[TASK INSTRUCTIONS]:
1. Answer these questions from the post about the Los Angeles school shutdown, one answer per line:
(a) How many schools did the bomb threat close?
(b) By what percentage did Remind usage in LAUSD rise that morning?
(c) Which state is named as one of those with the most Remind usage?
2. According to the last sentence of the post about the Los Angeles school shutdown, Remind could support better school communication between which groups? List them all.

[SELECTED PASSAGE]:
------------------------------------------------

It Takes a Village to Support Student Success—Not Just Technology
Last December, right as we were winding things down for the break, the Los Angeles Unified School District received a bomb threat that closed down more than 900 schools. San Francisco is a good few hours away from LA, but the shutdown felt particularly close to home — California is one of the states with the most Remind usage, and a significant number of our teachers live and teach in the area.
In other words, it was scary as hell.
The entire team spent the morning keeping an eye on the stories coming out of Los Angeles: buses stuck in their lots, parents scrambling to make childcare arrangements when they were turned away from school, stranded students anxious about what was happening but also kind of delighted that school had been canceled. And there, in the middle of the mess, were educators who were doing their best to inform and reassure their communities.
During the shutdown, one of our data scientists checked in with a summary of activity on Remind. “Usage in LAUSD skyrocketed by 700% this morning,” he reported. “Interesting. We’re also seeing a lot of two-way messaging that wasn’t happening before.”
“Interesting” was a good word for it. “Whoa” was another one.
We looked into the stats and summarized what we learned in a post on our blog. Tl;dr:
People find a way to reach out to each other, especially in unexpected situations.
This didn’t just apply to class announcements. Teachers told their classes about the shutdown before their schools did, and educators in neighboring districts sent messages to confirm that school would be open as usual. But the increase in two-way messaging activity made sense, too, with teachers who learned about the shutdown from their students and educators who spent the day answering questions from concerned parents.
The shutdown showed the importance of giving educators an effective way to reach students and parents when they need to. And it’s why I believe Remind is in a unique position to support better school communication between principals, teachers, students, and parents.

------------------------------------------------

(Spatial layout entries)
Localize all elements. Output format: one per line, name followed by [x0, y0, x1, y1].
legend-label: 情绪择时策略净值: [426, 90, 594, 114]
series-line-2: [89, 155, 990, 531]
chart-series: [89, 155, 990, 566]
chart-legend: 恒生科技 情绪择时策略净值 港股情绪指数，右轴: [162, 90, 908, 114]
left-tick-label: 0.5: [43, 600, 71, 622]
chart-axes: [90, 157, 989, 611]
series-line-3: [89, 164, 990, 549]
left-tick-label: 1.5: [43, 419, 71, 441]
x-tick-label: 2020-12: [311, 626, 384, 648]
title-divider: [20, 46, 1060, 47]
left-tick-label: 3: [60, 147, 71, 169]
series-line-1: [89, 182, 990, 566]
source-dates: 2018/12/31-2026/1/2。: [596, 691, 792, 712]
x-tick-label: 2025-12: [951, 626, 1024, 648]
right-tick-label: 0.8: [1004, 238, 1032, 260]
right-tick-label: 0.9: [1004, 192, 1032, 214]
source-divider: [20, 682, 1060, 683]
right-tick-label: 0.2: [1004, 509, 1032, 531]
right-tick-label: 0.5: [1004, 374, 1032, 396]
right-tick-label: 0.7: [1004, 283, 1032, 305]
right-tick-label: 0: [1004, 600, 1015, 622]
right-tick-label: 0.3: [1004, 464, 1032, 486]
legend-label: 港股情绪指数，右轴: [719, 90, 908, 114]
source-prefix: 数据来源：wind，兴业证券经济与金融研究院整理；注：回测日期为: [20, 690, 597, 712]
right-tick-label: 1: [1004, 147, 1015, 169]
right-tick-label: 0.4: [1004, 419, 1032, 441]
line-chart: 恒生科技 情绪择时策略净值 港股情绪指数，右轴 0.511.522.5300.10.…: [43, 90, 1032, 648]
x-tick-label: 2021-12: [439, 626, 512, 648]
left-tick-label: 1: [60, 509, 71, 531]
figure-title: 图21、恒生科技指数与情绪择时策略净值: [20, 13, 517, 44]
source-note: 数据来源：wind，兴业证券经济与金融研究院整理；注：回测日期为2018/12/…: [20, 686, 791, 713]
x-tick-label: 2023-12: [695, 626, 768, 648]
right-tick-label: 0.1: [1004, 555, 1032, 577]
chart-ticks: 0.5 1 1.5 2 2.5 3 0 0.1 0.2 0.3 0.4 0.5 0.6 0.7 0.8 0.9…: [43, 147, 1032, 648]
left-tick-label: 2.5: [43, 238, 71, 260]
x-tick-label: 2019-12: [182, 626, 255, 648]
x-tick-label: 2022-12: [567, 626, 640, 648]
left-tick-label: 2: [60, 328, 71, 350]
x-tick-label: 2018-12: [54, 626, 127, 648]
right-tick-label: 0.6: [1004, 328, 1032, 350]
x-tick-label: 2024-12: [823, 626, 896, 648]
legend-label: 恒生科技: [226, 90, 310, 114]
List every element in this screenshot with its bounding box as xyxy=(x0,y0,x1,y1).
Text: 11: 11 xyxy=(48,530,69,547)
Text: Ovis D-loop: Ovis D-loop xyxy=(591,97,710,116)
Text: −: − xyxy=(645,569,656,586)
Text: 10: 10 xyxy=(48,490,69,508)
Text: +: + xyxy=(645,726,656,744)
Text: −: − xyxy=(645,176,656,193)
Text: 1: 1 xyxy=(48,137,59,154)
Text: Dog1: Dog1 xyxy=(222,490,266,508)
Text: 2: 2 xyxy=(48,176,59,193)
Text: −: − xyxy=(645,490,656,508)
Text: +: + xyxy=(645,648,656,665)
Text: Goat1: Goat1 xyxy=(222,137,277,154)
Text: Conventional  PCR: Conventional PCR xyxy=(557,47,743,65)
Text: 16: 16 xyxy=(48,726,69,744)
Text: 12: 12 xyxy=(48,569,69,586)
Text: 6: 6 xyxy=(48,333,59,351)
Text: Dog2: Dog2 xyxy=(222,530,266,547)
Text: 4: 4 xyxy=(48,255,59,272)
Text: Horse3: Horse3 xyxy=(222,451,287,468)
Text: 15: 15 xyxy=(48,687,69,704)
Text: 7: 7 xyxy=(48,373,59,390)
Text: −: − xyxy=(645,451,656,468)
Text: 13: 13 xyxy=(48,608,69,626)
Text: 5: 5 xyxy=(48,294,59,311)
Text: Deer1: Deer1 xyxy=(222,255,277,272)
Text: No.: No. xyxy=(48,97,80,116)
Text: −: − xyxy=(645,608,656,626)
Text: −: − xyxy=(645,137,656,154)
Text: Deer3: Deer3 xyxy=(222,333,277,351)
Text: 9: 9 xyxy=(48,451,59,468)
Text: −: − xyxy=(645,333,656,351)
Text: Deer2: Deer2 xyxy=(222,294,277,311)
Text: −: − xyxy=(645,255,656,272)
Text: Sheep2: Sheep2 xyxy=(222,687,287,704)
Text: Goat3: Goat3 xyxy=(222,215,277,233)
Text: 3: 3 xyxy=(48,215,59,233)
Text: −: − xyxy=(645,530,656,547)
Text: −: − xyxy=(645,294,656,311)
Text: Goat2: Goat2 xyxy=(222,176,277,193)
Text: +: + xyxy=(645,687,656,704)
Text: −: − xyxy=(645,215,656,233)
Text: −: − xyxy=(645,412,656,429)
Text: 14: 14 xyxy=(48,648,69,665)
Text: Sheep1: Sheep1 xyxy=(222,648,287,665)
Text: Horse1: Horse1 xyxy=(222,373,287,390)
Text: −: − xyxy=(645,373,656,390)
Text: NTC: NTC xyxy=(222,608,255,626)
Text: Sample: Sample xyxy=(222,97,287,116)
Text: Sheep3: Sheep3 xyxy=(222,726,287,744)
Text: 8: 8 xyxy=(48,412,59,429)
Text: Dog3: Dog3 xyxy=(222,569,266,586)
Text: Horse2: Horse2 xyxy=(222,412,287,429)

------------------------------------------------

[FULL ANSWERS]:
1.
(a) More than 900 schools.
(b) By 700%.
(c) California.

2. Principals, teachers, students, and parents.